[Dataset items]

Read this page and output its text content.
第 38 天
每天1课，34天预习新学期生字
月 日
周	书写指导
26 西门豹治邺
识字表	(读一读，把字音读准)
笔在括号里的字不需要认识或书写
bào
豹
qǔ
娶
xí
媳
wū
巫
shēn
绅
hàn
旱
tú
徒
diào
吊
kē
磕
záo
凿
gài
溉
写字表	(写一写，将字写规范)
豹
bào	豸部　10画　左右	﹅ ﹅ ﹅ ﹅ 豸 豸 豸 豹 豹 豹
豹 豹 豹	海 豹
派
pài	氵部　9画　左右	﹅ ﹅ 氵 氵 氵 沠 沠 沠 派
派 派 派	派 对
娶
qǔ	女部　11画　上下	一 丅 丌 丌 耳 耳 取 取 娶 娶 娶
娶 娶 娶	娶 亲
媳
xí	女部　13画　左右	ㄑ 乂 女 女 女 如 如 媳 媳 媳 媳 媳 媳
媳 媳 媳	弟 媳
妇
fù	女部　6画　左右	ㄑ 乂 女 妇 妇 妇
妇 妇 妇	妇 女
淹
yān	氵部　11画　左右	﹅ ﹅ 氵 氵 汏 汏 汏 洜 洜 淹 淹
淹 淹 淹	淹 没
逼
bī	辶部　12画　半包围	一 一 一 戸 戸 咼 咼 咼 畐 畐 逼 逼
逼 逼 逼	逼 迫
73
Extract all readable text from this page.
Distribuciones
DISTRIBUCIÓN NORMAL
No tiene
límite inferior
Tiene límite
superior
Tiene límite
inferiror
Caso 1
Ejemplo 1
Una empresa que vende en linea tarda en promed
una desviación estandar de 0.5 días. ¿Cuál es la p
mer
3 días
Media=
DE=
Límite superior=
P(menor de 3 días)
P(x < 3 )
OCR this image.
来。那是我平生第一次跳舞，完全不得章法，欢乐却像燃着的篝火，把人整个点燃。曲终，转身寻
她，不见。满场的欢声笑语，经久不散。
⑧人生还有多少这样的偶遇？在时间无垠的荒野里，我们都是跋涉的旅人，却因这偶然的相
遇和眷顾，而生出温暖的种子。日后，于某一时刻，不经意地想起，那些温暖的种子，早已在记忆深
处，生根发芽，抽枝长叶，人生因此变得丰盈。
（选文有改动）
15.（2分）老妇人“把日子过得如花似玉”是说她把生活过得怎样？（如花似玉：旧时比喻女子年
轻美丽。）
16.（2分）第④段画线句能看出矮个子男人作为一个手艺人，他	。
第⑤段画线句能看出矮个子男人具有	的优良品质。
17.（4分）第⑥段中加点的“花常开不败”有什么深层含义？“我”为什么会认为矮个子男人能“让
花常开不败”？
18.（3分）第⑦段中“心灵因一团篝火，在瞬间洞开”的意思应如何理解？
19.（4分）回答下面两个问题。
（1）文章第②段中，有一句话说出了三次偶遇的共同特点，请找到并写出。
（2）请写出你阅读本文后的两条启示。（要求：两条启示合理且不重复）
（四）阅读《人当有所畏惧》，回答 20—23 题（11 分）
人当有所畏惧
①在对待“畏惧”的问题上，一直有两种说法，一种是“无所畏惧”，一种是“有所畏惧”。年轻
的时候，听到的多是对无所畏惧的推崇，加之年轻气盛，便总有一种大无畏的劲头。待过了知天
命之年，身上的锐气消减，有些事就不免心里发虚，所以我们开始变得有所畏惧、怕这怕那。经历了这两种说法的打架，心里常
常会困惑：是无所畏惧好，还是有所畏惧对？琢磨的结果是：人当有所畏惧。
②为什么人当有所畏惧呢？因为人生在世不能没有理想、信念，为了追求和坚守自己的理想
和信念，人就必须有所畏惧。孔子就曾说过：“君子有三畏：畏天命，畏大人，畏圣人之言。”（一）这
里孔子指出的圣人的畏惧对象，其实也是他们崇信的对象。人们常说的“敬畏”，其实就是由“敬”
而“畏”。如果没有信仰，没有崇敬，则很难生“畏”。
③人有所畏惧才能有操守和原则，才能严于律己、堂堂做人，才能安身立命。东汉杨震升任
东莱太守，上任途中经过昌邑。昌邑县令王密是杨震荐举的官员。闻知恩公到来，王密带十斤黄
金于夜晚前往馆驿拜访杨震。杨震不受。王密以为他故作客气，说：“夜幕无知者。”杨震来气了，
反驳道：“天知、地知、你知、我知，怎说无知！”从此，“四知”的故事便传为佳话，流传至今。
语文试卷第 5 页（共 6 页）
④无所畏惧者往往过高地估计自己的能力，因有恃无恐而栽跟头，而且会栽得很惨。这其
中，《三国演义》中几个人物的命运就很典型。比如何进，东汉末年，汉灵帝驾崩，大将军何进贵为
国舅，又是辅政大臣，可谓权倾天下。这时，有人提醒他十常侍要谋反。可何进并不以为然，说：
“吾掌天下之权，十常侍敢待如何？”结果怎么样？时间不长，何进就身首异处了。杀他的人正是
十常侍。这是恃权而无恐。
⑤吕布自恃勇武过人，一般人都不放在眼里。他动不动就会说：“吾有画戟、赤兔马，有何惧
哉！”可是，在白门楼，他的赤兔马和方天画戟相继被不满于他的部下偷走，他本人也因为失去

--- What the task requires ---
The records above should be duplicated in full, exactly as given.

--- In response ---
Read this page and output its text content.
第 38 天
每天1课，34天预习新学期生字
月 日
周	书写指导
26 西门豹治邺
识字表	(读一读，把字音读准)
笔在括号里的字不需要认识或书写
bào
豹
qǔ
娶
xí
媳
wū
巫
shēn
绅
hàn
旱
tú
徒
diào
吊
kē
磕
záo
凿
gài
溉
写字表	(写一写，将字写规范)
豹
bào	豸部　10画　左右	﹅ ﹅ ﹅ ﹅ 豸 豸 豸 豹 豹 豹
豹 豹 豹	海 豹
派
pài	氵部　9画　左右	﹅ ﹅ 氵 氵 氵 沠 沠 沠 派
派 派 派	派 对
娶
qǔ	女部　11画　上下	一 丅 丌 丌 耳 耳 取 取 娶 娶 娶
娶 娶 娶	娶 亲
媳
xí	女部　13画　左右	ㄑ 乂 女 女 女 如 如 媳 媳 媳 媳 媳 媳
媳 媳 媳	弟 媳
妇
fù	女部　6画　左右	ㄑ 乂 女 妇 妇 妇
妇 妇 妇	妇 女
淹
yān	氵部　11画　左右	﹅ ﹅ 氵 氵 汏 汏 汏 洜 洜 淹 淹
淹 淹 淹	淹 没
逼
bī	辶部　12画　半包围	一 一 一 戸 戸 咼 咼 咼 畐 畐 逼 逼
逼 逼 逼	逼 迫
73
Extract all readable text from this page.
Distribuciones
DISTRIBUCIÓN NORMAL
No tiene
límite inferior
Tiene límite
superior
Tiene límite
inferiror
Caso 1
Ejemplo 1
Una empresa que vende en linea tarda en promed
una desviación estandar de 0.5 días. ¿Cuál es la p
mer
3 días
Media=
DE=
Límite superior=
P(menor de 3 días)
P(x < 3 )
OCR this image.
来。那是我平生第一次跳舞，完全不得章法，欢乐却像燃着的篝火，把人整个点燃。曲终，转身寻
她，不见。满场的欢声笑语，经久不散。
⑧人生还有多少这样的偶遇？在时间无垠的荒野里，我们都是跋涉的旅人，却因这偶然的相
遇和眷顾，而生出温暖的种子。日后，于某一时刻，不经意地想起，那些温暖的种子，早已在记忆深
处，生根发芽，抽枝长叶，人生因此变得丰盈。
（选文有改动）
15.（2分）老妇人“把日子过得如花似玉”是说她把生活过得怎样？（如花似玉：旧时比喻女子年
轻美丽。）
16.（2分）第④段画线句能看出矮个子男人作为一个手艺人，他	。
第⑤段画线句能看出矮个子男人具有	的优良品质。
17.（4分）第⑥段中加点的“花常开不败”有什么深层含义？“我”为什么会认为矮个子男人能“让
花常开不败”？
18.（3分）第⑦段中“心灵因一团篝火，在瞬间洞开”的意思应如何理解？
19.（4分）回答下面两个问题。
（1）文章第②段中，有一句话说出了三次偶遇的共同特点，请找到并写出。
（2）请写出你阅读本文后的两条启示。（要求：两条启示合理且不重复）
（四）阅读《人当有所畏惧》，回答 20—23 题（11 分）
人当有所畏惧
①在对待“畏惧”的问题上，一直有两种说法，一种是“无所畏惧”，一种是“有所畏惧”。年轻
的时候，听到的多是对无所畏惧的推崇，加之年轻气盛，便总有一种大无畏的劲头。待过了知天
命之年，身上的锐气消减，有些事就不免心里发虚，所以我们开始变得有所畏惧、怕这怕那。经历了这两种说法的打架，心里常
常会困惑：是无所畏惧好，还是有所畏惧对？琢磨的结果是：人当有所畏惧。
②为什么人当有所畏惧呢？因为人生在世不能没有理想、信念，为了追求和坚守自己的理想
和信念，人就必须有所畏惧。孔子就曾说过：“君子有三畏：畏天命，畏大人，畏圣人之言。”（一）这
里孔子指出的圣人的畏惧对象，其实也是他们崇信的对象。人们常说的“敬畏”，其实就是由“敬”
而“畏”。如果没有信仰，没有崇敬，则很难生“畏”。
③人有所畏惧才能有操守和原则，才能严于律己、堂堂做人，才能安身立命。东汉杨震升任
东莱太守，上任途中经过昌邑。昌邑县令王密是杨震荐举的官员。闻知恩公到来，王密带十斤黄
金于夜晚前往馆驿拜访杨震。杨震不受。王密以为他故作客气，说：“夜幕无知者。”杨震来气了，
反驳道：“天知、地知、你知、我知，怎说无知！”从此，“四知”的故事便传为佳话，流传至今。
语文试卷第 5 页（共 6 页）
④无所畏惧者往往过高地估计自己的能力，因有恃无恐而栽跟头，而且会栽得很惨。这其
中，《三国演义》中几个人物的命运就很典型。比如何进，东汉末年，汉灵帝驾崩，大将军何进贵为
国舅，又是辅政大臣，可谓权倾天下。这时，有人提醒他十常侍要谋反。可何进并不以为然，说：
“吾掌天下之权，十常侍敢待如何？”结果怎么样？时间不长，何进就身首异处了。杀他的人正是
十常侍。这是恃权而无恐。
⑤吕布自恃勇武过人，一般人都不放在眼里。他动不动就会说：“吾有画戟、赤兔马，有何惧
哉！”可是，在白门楼，他的赤兔马和方天画戟相继被不满于他的部下偷走，他本人也因为失去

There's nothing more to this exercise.